** EXERCISE AIM **
Tell how many lines in the data below include the word "fire". The answer is the number only.
+++ RECORDS SUPPLIED +++
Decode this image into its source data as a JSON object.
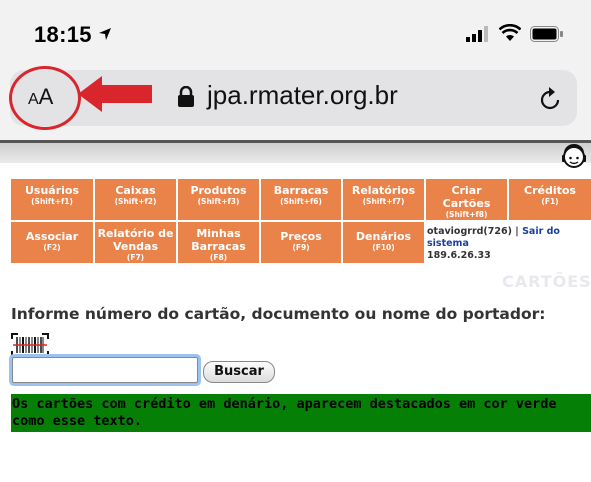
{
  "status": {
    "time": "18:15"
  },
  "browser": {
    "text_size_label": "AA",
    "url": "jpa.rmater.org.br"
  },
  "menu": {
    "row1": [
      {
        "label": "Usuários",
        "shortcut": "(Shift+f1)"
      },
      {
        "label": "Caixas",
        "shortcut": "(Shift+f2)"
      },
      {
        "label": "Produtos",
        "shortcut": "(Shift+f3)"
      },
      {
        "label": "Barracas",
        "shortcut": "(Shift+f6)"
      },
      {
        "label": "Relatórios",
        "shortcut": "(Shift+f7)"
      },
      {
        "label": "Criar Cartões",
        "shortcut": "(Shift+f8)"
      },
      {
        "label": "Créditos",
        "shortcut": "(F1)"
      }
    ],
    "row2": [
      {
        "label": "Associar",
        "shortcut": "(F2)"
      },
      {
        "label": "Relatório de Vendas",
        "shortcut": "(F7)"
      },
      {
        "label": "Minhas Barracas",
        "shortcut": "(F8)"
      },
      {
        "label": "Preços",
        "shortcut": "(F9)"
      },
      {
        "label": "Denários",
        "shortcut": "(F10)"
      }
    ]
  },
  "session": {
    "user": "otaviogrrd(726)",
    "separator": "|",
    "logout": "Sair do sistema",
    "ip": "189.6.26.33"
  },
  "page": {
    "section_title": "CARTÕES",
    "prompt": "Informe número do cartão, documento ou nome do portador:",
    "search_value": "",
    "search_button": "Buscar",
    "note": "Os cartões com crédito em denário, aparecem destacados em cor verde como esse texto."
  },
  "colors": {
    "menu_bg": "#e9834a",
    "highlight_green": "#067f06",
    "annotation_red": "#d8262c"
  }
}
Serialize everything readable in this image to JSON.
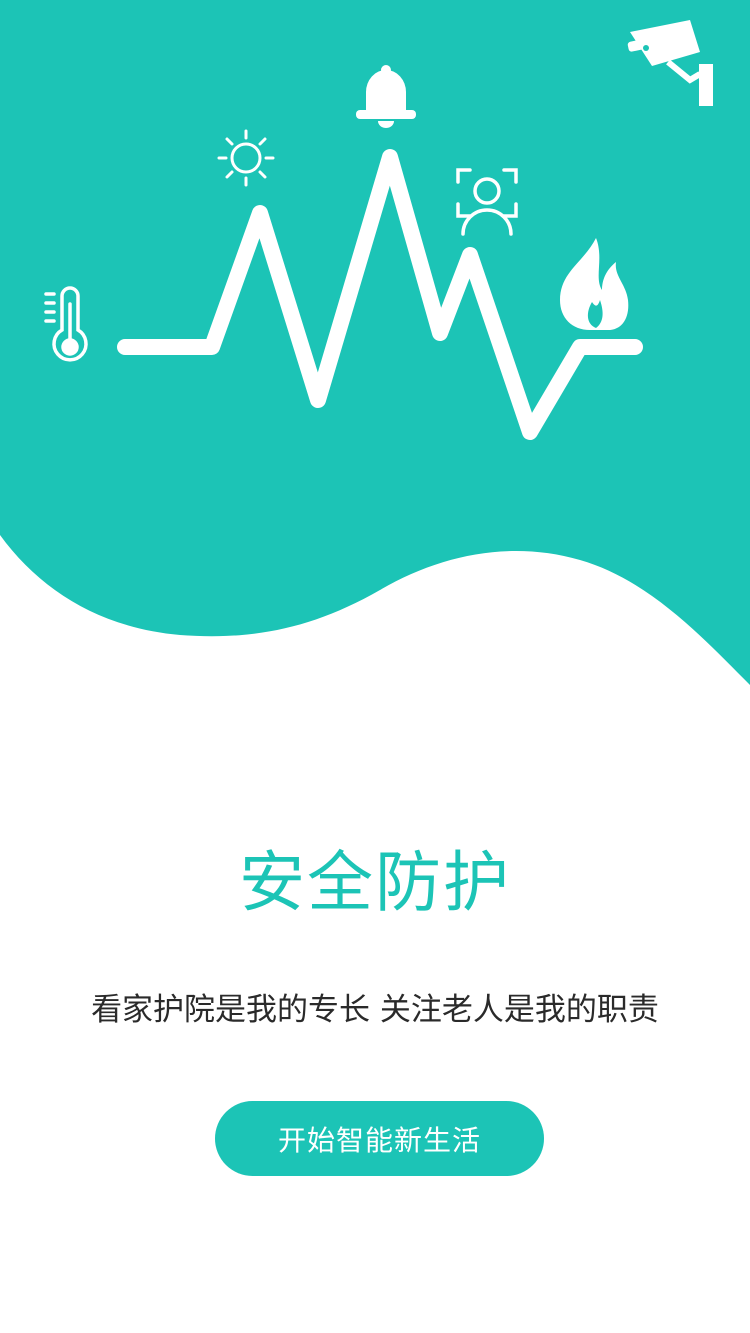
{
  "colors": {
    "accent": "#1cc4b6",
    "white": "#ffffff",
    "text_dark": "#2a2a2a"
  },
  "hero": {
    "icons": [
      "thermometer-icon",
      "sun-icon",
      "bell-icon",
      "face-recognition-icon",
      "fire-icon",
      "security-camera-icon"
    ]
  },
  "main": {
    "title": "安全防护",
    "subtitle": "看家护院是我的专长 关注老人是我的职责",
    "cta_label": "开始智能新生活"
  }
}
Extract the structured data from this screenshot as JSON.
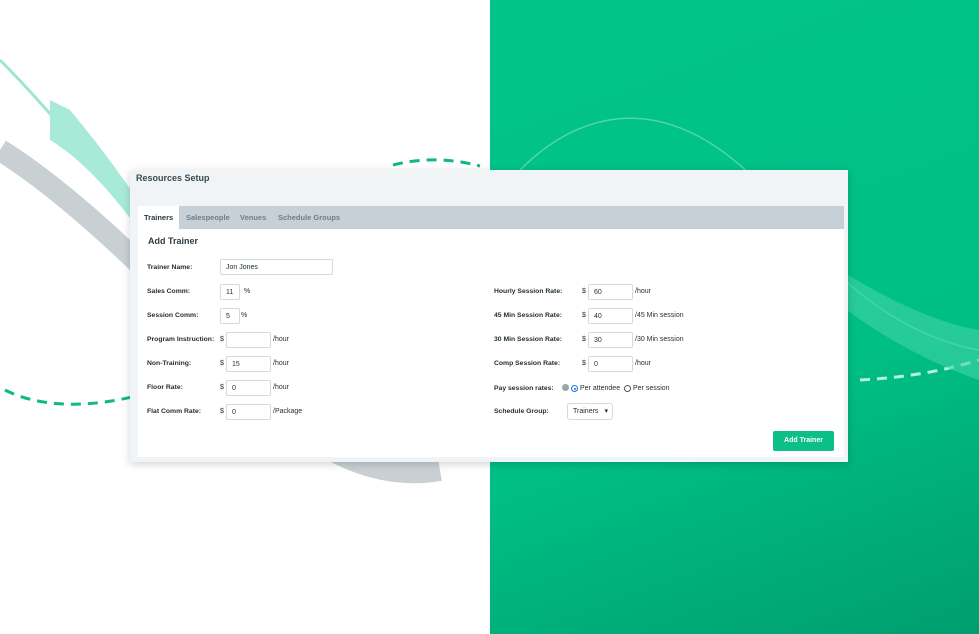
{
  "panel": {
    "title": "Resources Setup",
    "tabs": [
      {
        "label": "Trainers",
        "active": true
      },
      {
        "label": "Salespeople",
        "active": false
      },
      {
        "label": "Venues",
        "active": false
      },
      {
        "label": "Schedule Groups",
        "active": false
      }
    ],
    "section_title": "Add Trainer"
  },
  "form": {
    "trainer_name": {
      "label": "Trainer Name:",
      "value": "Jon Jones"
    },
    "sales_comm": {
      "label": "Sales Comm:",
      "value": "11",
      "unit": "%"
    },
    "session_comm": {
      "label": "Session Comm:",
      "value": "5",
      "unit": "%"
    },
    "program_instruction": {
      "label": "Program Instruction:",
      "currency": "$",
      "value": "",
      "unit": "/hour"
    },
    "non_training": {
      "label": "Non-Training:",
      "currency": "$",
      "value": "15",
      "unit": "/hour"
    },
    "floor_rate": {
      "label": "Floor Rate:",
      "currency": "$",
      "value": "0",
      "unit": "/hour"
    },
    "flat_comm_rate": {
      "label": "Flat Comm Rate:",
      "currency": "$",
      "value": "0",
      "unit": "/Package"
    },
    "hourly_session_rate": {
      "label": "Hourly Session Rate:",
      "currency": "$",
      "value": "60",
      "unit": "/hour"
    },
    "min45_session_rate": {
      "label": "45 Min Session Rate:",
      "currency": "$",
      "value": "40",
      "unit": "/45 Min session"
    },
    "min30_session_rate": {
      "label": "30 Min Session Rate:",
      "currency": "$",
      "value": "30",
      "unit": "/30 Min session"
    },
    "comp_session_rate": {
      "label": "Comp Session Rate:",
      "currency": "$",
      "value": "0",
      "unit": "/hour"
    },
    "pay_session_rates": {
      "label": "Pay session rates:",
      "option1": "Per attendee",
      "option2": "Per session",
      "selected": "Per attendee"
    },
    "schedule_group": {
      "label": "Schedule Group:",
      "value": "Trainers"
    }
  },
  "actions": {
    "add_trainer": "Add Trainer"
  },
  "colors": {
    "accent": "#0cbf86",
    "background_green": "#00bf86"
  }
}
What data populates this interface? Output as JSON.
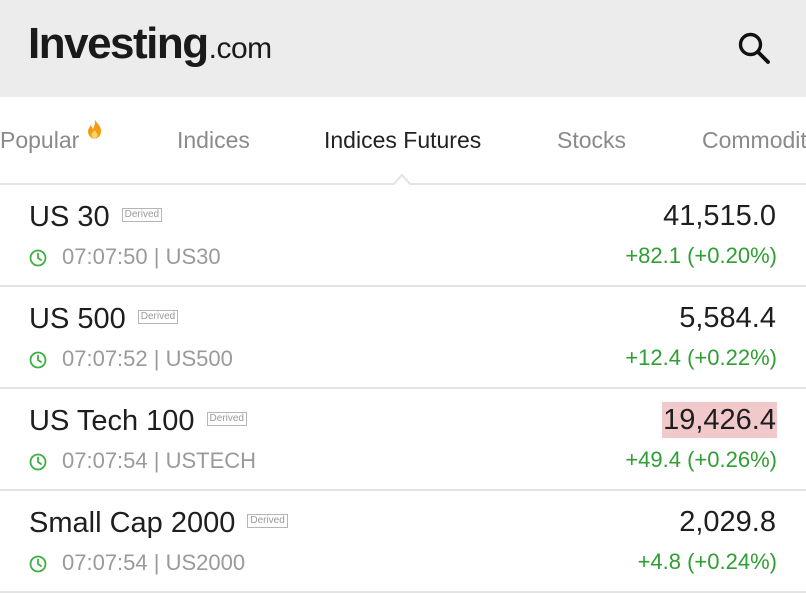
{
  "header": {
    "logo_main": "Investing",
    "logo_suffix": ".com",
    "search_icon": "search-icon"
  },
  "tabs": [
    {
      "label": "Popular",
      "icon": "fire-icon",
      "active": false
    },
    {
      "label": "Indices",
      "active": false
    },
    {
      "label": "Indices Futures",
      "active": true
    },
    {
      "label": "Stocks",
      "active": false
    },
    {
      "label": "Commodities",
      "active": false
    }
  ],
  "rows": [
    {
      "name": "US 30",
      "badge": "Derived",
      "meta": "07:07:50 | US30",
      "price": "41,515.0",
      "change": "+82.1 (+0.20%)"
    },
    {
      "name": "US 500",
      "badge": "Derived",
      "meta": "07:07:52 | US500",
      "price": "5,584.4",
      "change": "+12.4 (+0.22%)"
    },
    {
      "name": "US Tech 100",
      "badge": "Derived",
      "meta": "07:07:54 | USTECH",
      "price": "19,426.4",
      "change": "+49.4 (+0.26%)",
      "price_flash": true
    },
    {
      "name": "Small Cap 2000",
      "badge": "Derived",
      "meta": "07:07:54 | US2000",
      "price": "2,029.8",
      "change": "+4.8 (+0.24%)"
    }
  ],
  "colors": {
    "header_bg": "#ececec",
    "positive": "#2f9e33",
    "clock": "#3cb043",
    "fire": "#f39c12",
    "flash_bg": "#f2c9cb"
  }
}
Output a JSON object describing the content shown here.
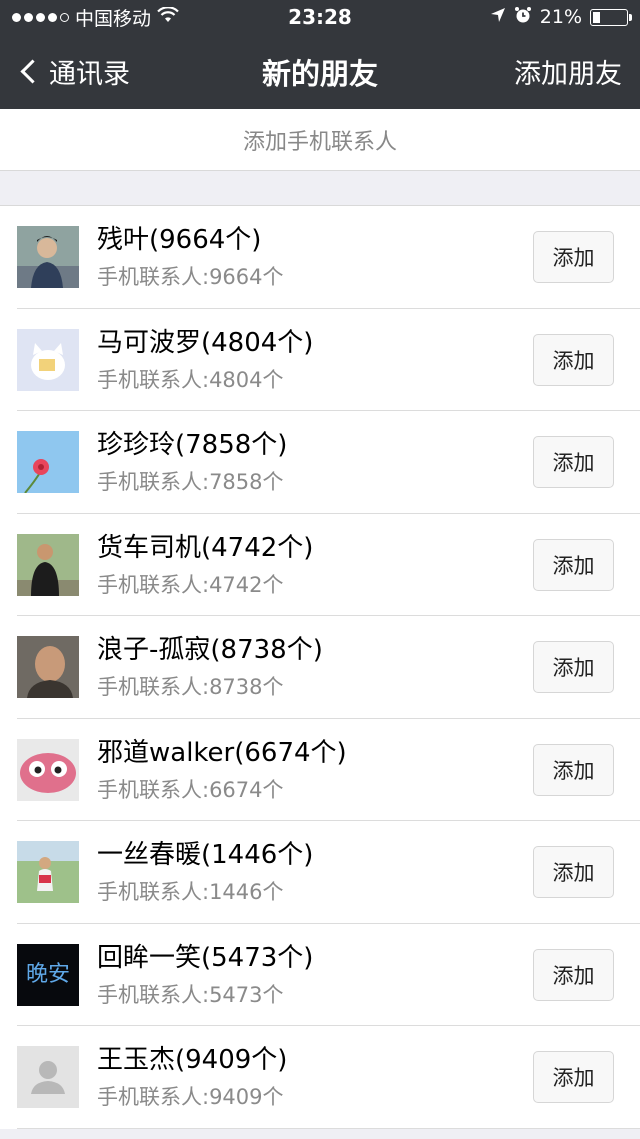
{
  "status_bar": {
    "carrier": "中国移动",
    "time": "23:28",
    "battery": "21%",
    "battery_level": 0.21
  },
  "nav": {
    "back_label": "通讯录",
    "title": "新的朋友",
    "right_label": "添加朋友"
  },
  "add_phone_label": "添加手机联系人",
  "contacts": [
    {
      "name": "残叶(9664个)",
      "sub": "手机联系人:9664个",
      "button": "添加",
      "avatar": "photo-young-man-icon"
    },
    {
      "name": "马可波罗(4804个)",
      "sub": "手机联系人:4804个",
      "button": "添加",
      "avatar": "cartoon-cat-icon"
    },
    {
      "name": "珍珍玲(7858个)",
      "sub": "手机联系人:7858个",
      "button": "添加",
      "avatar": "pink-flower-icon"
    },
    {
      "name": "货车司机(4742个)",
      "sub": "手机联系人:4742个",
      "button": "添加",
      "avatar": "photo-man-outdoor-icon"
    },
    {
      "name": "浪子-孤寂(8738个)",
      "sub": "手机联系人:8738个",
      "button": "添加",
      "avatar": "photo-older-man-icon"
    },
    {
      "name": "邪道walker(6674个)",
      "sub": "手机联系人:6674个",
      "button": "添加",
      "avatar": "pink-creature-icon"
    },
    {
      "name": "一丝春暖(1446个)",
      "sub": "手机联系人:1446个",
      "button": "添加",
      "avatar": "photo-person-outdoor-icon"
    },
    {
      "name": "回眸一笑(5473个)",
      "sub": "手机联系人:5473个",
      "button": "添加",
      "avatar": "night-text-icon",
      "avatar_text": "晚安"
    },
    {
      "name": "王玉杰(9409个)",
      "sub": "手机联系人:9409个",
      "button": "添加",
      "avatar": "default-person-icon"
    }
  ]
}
+++
** FULL SOLUTION **
3